Exercise goal: All of the data should be repeated exactly; pictures are not part of the copy.

[Dataset records]
------------------------------
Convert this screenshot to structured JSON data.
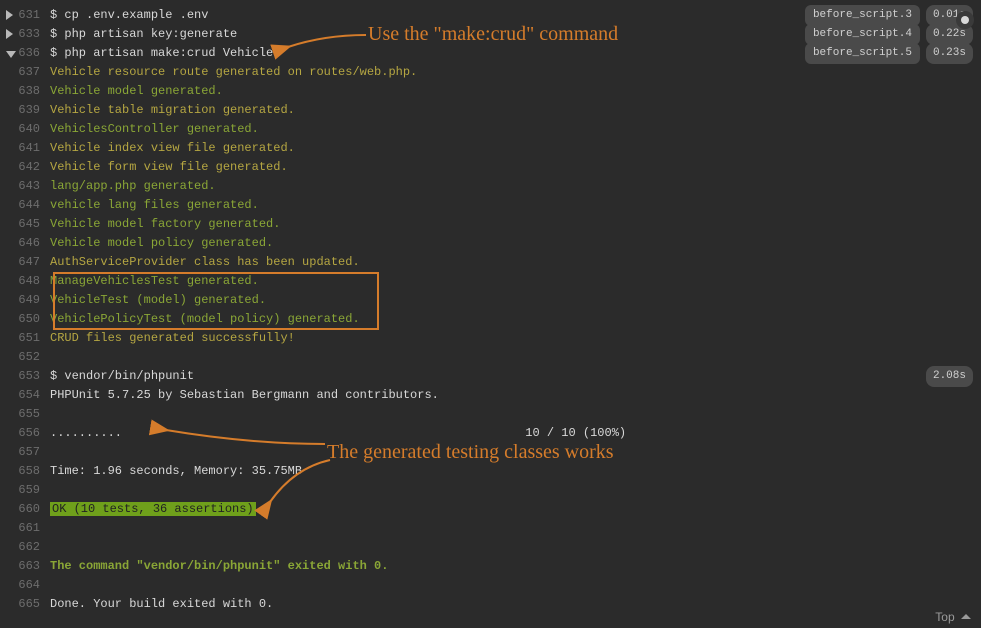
{
  "lines": [
    {
      "num": 631,
      "fold": "right",
      "cls": "cmd",
      "text": "$ cp .env.example .env",
      "badge": {
        "stage": "before_script.3",
        "time": "0.01s"
      }
    },
    {
      "num": 633,
      "fold": "right",
      "cls": "cmd",
      "text": "$ php artisan key:generate",
      "badge": {
        "stage": "before_script.4",
        "time": "0.22s"
      }
    },
    {
      "num": 636,
      "fold": "down",
      "cls": "cmd",
      "text": "$ php artisan make:crud Vehicle",
      "badge": {
        "stage": "before_script.5",
        "time": "0.23s"
      }
    },
    {
      "num": 637,
      "cls": "yellow",
      "text": "Vehicle resource route generated on routes/web.php."
    },
    {
      "num": 638,
      "cls": "green",
      "text": "Vehicle model generated."
    },
    {
      "num": 639,
      "cls": "yellow",
      "text": "Vehicle table migration generated."
    },
    {
      "num": 640,
      "cls": "green",
      "text": "VehiclesController generated."
    },
    {
      "num": 641,
      "cls": "yellow",
      "text": "Vehicle index view file generated."
    },
    {
      "num": 642,
      "cls": "yellow",
      "text": "Vehicle form view file generated."
    },
    {
      "num": 643,
      "cls": "green",
      "text": "lang/app.php generated."
    },
    {
      "num": 644,
      "cls": "green",
      "text": "vehicle lang files generated."
    },
    {
      "num": 645,
      "cls": "green",
      "text": "Vehicle model factory generated."
    },
    {
      "num": 646,
      "cls": "green",
      "text": "Vehicle model policy generated."
    },
    {
      "num": 647,
      "cls": "yellow",
      "text": "AuthServiceProvider class has been updated."
    },
    {
      "num": 648,
      "cls": "green",
      "text": "ManageVehiclesTest generated."
    },
    {
      "num": 649,
      "cls": "green",
      "text": "VehicleTest (model) generated."
    },
    {
      "num": 650,
      "cls": "green",
      "text": "VehiclePolicyTest (model policy) generated."
    },
    {
      "num": 651,
      "cls": "yellow",
      "text": "CRUD files generated successfully!"
    },
    {
      "num": 652,
      "cls": "",
      "text": ""
    },
    {
      "num": 653,
      "cls": "cmd",
      "text": "$ vendor/bin/phpunit",
      "badge": {
        "time": "2.08s"
      }
    },
    {
      "num": 654,
      "cls": "cmd",
      "text": "PHPUnit 5.7.25 by Sebastian Bergmann and contributors."
    },
    {
      "num": 655,
      "cls": "",
      "text": ""
    },
    {
      "num": 656,
      "cls": "cmd",
      "text": "..........                                                        10 / 10 (100%)"
    },
    {
      "num": 657,
      "cls": "",
      "text": ""
    },
    {
      "num": 658,
      "cls": "cmd",
      "text": "Time: 1.96 seconds, Memory: 35.75MB"
    },
    {
      "num": 659,
      "cls": "",
      "text": ""
    },
    {
      "num": 660,
      "cls": "ok",
      "text": "OK (10 tests, 36 assertions)"
    },
    {
      "num": 661,
      "cls": "",
      "text": ""
    },
    {
      "num": 662,
      "cls": "",
      "text": ""
    },
    {
      "num": 663,
      "cls": "green bold",
      "text": "The command \"vendor/bin/phpunit\" exited with 0."
    },
    {
      "num": 664,
      "cls": "",
      "text": ""
    },
    {
      "num": 665,
      "cls": "cmd",
      "text": "Done. Your build exited with 0."
    }
  ],
  "annotations": {
    "makecrud": "Use the \"make:crud\" command",
    "tests": "The generated testing classes works"
  },
  "topLink": "Top"
}
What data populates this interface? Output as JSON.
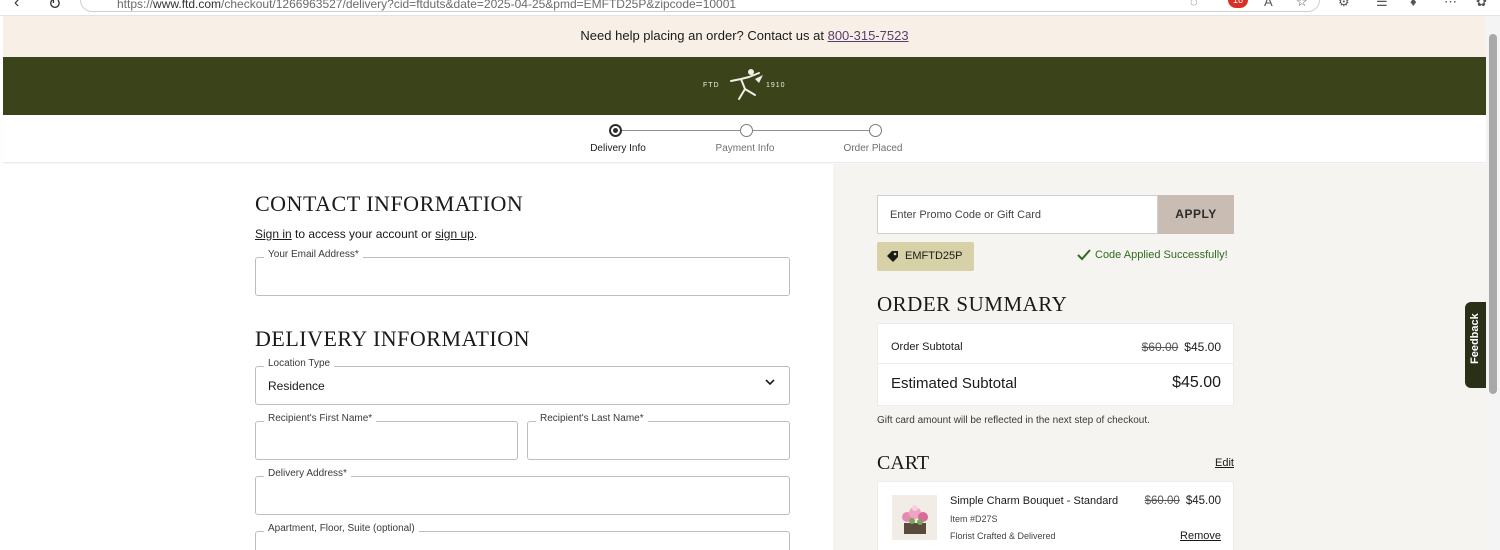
{
  "browser": {
    "url_prefix": "https://",
    "url_host": "www.ftd.com",
    "url_path": "/checkout/1266963527/delivery?cid=ftduts&date=2025-04-25&pmd=EMFTD25P&zipcode=10001",
    "extension_badge": "16"
  },
  "help_bar": {
    "text": "Need help placing an order? Contact us at ",
    "phone": "800-315-7523"
  },
  "brand": {
    "left_text": "FTD",
    "right_text": "1910"
  },
  "steps": [
    {
      "label": "Delivery Info",
      "active": true
    },
    {
      "label": "Payment Info",
      "active": false
    },
    {
      "label": "Order Placed",
      "active": false
    }
  ],
  "contact": {
    "title": "CONTACT INFORMATION",
    "sign_in": "Sign in",
    "middle_text": " to access your account or ",
    "sign_up": "sign up",
    "end_text": ".",
    "email_label": "Your Email Address*"
  },
  "delivery": {
    "title": "DELIVERY INFORMATION",
    "location_label": "Location Type",
    "location_value": "Residence",
    "first_name_label": "Recipient's First Name*",
    "last_name_label": "Recipient's Last Name*",
    "address_label": "Delivery Address*",
    "apartment_label": "Apartment, Floor, Suite (optional)"
  },
  "promo": {
    "placeholder": "Enter Promo Code or Gift Card",
    "apply_label": "APPLY",
    "applied_code": "EMFTD25P",
    "success_text": "Code Applied Successfully!"
  },
  "summary": {
    "title": "ORDER SUMMARY",
    "subtotal_label": "Order Subtotal",
    "subtotal_original": "$60.00",
    "subtotal_price": "$45.00",
    "estimated_label": "Estimated Subtotal",
    "estimated_price": "$45.00",
    "gift_note": "Gift card amount will be reflected in the next step of checkout."
  },
  "cart": {
    "title": "CART",
    "edit_label": "Edit",
    "item_name": "Simple Charm Bouquet - Standard",
    "item_original_price": "$60.00",
    "item_price": "$45.00",
    "item_number": "Item #D27S",
    "item_note": "Florist Crafted & Delivered",
    "remove_label": "Remove"
  },
  "feedback": {
    "label": "Feedback"
  },
  "colors": {
    "brand_green": "#3a4319",
    "banner_cream": "#f8f0e6",
    "apply_button": "#c9bcb2",
    "code_chip": "#d7d1a8",
    "success_green": "#2f6b1f"
  }
}
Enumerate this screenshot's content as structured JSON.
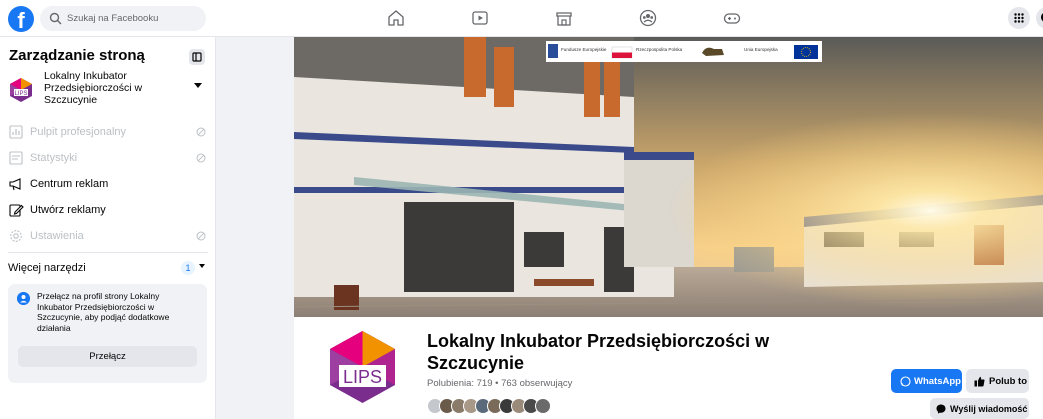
{
  "topbar": {
    "logo": "f",
    "search_placeholder": "Szukaj na Facebooku",
    "nav_icons": [
      "home-icon",
      "watch-icon",
      "marketplace-icon",
      "groups-icon",
      "gaming-icon"
    ],
    "right_icons": [
      "menu-grid-icon",
      "messenger-icon"
    ]
  },
  "sidebar": {
    "title": "Zarządzanie stroną",
    "page_name": "Lokalny Inkubator Przedsiębiorczości w Szczucynie",
    "items": [
      {
        "label": "Pulpit profesjonalny",
        "icon": "dashboard-icon",
        "disabled": true
      },
      {
        "label": "Statystyki",
        "icon": "insights-icon",
        "disabled": true
      },
      {
        "label": "Centrum reklam",
        "icon": "megaphone-icon",
        "disabled": false
      },
      {
        "label": "Utwórz reklamy",
        "icon": "edit-icon",
        "disabled": false
      },
      {
        "label": "Ustawienia",
        "icon": "gear-icon",
        "disabled": true
      }
    ],
    "more_tools": {
      "label": "Więcej narzędzi",
      "badge": "1"
    },
    "switch_card": {
      "text": "Przełącz na profil strony Lokalny Inkubator Przedsiębiorczości w Szczucynie, aby podjąć dodatkowe działania",
      "button": "Przełącz"
    }
  },
  "cover": {
    "banner_labels": [
      "Fundusze Europejskie",
      "Rzeczpospolita Polska",
      "Unia Europejska"
    ]
  },
  "profile": {
    "logo_text": "LIPS",
    "title_line1": "Lokalny Inkubator Przedsiębiorczości w",
    "title_line2": "Szczucynie",
    "stats": "Polubienia: 719 • 763 obserwujący",
    "buttons": {
      "whatsapp": "WhatsApp",
      "like": "Polub to",
      "message": "Wyślij wiadomość"
    }
  },
  "colors": {
    "accent": "#1877f2",
    "logo_purple": "#7b2d8e",
    "logo_orange": "#f39200"
  }
}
------------------------------
Exercise result:
Convert this screenshot to structured JSON data.
{
  "lines": [
    {
      "num": 631,
      "fold": "right",
      "cls": "cmd",
      "text": "$ cp .env.example .env",
      "badge": {
        "stage": "before_script.3",
        "time": "0.01s"
      }
    },
    {
      "num": 633,
      "fold": "right",
      "cls": "cmd",
      "text": "$ php artisan key:generate",
      "badge": {
        "stage": "before_script.4",
        "time": "0.22s"
      }
    },
    {
      "num": 636,
      "fold": "down",
      "cls": "cmd",
      "text": "$ php artisan make:crud Vehicle",
      "badge": {
        "stage": "before_script.5",
        "time": "0.23s"
      }
    },
    {
      "num": 637,
      "cls": "yellow",
      "text": "Vehicle resource route generated on routes/web.php."
    },
    {
      "num": 638,
      "cls": "green",
      "text": "Vehicle model generated."
    },
    {
      "num": 639,
      "cls": "yellow",
      "text": "Vehicle table migration generated."
    },
    {
      "num": 640,
      "cls": "green",
      "text": "VehiclesController generated."
    },
    {
      "num": 641,
      "cls": "yellow",
      "text": "Vehicle index view file generated."
    },
    {
      "num": 642,
      "cls": "yellow",
      "text": "Vehicle form view file generated."
    },
    {
      "num": 643,
      "cls": "green",
      "text": "lang/app.php generated."
    },
    {
      "num": 644,
      "cls": "green",
      "text": "vehicle lang files generated."
    },
    {
      "num": 645,
      "cls": "green",
      "text": "Vehicle model factory generated."
    },
    {
      "num": 646,
      "cls": "green",
      "text": "Vehicle model policy generated."
    },
    {
      "num": 647,
      "cls": "yellow",
      "text": "AuthServiceProvider class has been updated."
    },
    {
      "num": 648,
      "cls": "green",
      "text": "ManageVehiclesTest generated."
    },
    {
      "num": 649,
      "cls": "green",
      "text": "VehicleTest (model) generated."
    },
    {
      "num": 650,
      "cls": "green",
      "text": "VehiclePolicyTest (model policy) generated."
    },
    {
      "num": 651,
      "cls": "yellow",
      "text": "CRUD files generated successfully!"
    },
    {
      "num": 652,
      "cls": "",
      "text": ""
    },
    {
      "num": 653,
      "cls": "cmd",
      "text": "$ vendor/bin/phpunit",
      "badge": {
        "time": "2.08s"
      }
    },
    {
      "num": 654,
      "cls": "cmd",
      "text": "PHPUnit 5.7.25 by Sebastian Bergmann and contributors."
    },
    {
      "num": 655,
      "cls": "",
      "text": ""
    },
    {
      "num": 656,
      "cls": "cmd",
      "text": "..........                                                        10 / 10 (100%)"
    },
    {
      "num": 657,
      "cls": "",
      "text": ""
    },
    {
      "num": 658,
      "cls": "cmd",
      "text": "Time: 1.96 seconds, Memory: 35.75MB"
    },
    {
      "num": 659,
      "cls": "",
      "text": ""
    },
    {
      "num": 660,
      "cls": "ok",
      "text": "OK (10 tests, 36 assertions)"
    },
    {
      "num": 661,
      "cls": "",
      "text": ""
    },
    {
      "num": 662,
      "cls": "",
      "text": ""
    },
    {
      "num": 663,
      "cls": "green bold",
      "text": "The command \"vendor/bin/phpunit\" exited with 0."
    },
    {
      "num": 664,
      "cls": "",
      "text": ""
    },
    {
      "num": 665,
      "cls": "cmd",
      "text": "Done. Your build exited with 0."
    }
  ],
  "annotations": {
    "makecrud": "Use the \"make:crud\" command",
    "tests": "The generated testing classes works"
  },
  "topLink": "Top"
}
What data populates this interface? Output as JSON.
{
  "browser": {
    "url_prefix": "https://",
    "url_host": "www.ftd.com",
    "url_path": "/checkout/1266963527/delivery?cid=ftduts&date=2025-04-25&pmd=EMFTD25P&zipcode=10001",
    "extension_badge": "16"
  },
  "help_bar": {
    "text": "Need help placing an order? Contact us at ",
    "phone": "800-315-7523"
  },
  "brand": {
    "left_text": "FTD",
    "right_text": "1910"
  },
  "steps": [
    {
      "label": "Delivery Info",
      "active": true
    },
    {
      "label": "Payment Info",
      "active": false
    },
    {
      "label": "Order Placed",
      "active": false
    }
  ],
  "contact": {
    "title": "CONTACT INFORMATION",
    "sign_in": "Sign in",
    "middle_text": " to access your account or ",
    "sign_up": "sign up",
    "end_text": ".",
    "email_label": "Your Email Address*"
  },
  "delivery": {
    "title": "DELIVERY INFORMATION",
    "location_label": "Location Type",
    "location_value": "Residence",
    "first_name_label": "Recipient's First Name*",
    "last_name_label": "Recipient's Last Name*",
    "address_label": "Delivery Address*",
    "apartment_label": "Apartment, Floor, Suite (optional)"
  },
  "promo": {
    "placeholder": "Enter Promo Code or Gift Card",
    "apply_label": "APPLY",
    "applied_code": "EMFTD25P",
    "success_text": "Code Applied Successfully!"
  },
  "summary": {
    "title": "ORDER SUMMARY",
    "subtotal_label": "Order Subtotal",
    "subtotal_original": "$60.00",
    "subtotal_price": "$45.00",
    "estimated_label": "Estimated Subtotal",
    "estimated_price": "$45.00",
    "gift_note": "Gift card amount will be reflected in the next step of checkout."
  },
  "cart": {
    "title": "CART",
    "edit_label": "Edit",
    "item_name": "Simple Charm Bouquet - Standard",
    "item_original_price": "$60.00",
    "item_price": "$45.00",
    "item_number": "Item #D27S",
    "item_note": "Florist Crafted & Delivered",
    "remove_label": "Remove"
  },
  "feedback": {
    "label": "Feedback"
  },
  "colors": {
    "brand_green": "#3a4319",
    "banner_cream": "#f8f0e6",
    "apply_button": "#c9bcb2",
    "code_chip": "#d7d1a8",
    "success_green": "#2f6b1f"
  }
}
Enumerate this screenshot's content as structured JSON.
{
  "topbar": {
    "logo": "f",
    "search_placeholder": "Szukaj na Facebooku",
    "nav_icons": [
      "home-icon",
      "watch-icon",
      "marketplace-icon",
      "groups-icon",
      "gaming-icon"
    ],
    "right_icons": [
      "menu-grid-icon",
      "messenger-icon"
    ]
  },
  "sidebar": {
    "title": "Zarządzanie stroną",
    "page_name": "Lokalny Inkubator Przedsiębiorczości w Szczucynie",
    "items": [
      {
        "label": "Pulpit profesjonalny",
        "icon": "dashboard-icon",
        "disabled": true
      },
      {
        "label": "Statystyki",
        "icon": "insights-icon",
        "disabled": true
      },
      {
        "label": "Centrum reklam",
        "icon": "megaphone-icon",
        "disabled": false
      },
      {
        "label": "Utwórz reklamy",
        "icon": "edit-icon",
        "disabled": false
      },
      {
        "label": "Ustawienia",
        "icon": "gear-icon",
        "disabled": true
      }
    ],
    "more_tools": {
      "label": "Więcej narzędzi",
      "badge": "1"
    },
    "switch_card": {
      "text": "Przełącz na profil strony Lokalny Inkubator Przedsiębiorczości w Szczucynie, aby podjąć dodatkowe działania",
      "button": "Przełącz"
    }
  },
  "cover": {
    "banner_labels": [
      "Fundusze Europejskie",
      "Rzeczpospolita Polska",
      "Unia Europejska"
    ]
  },
  "profile": {
    "logo_text": "LIPS",
    "title_line1": "Lokalny Inkubator Przedsiębiorczości w",
    "title_line2": "Szczucynie",
    "stats": "Polubienia: 719 • 763 obserwujący",
    "buttons": {
      "whatsapp": "WhatsApp",
      "like": "Polub to",
      "message": "Wyślij wiadomość"
    }
  },
  "colors": {
    "accent": "#1877f2",
    "logo_purple": "#7b2d8e",
    "logo_orange": "#f39200"
  }
}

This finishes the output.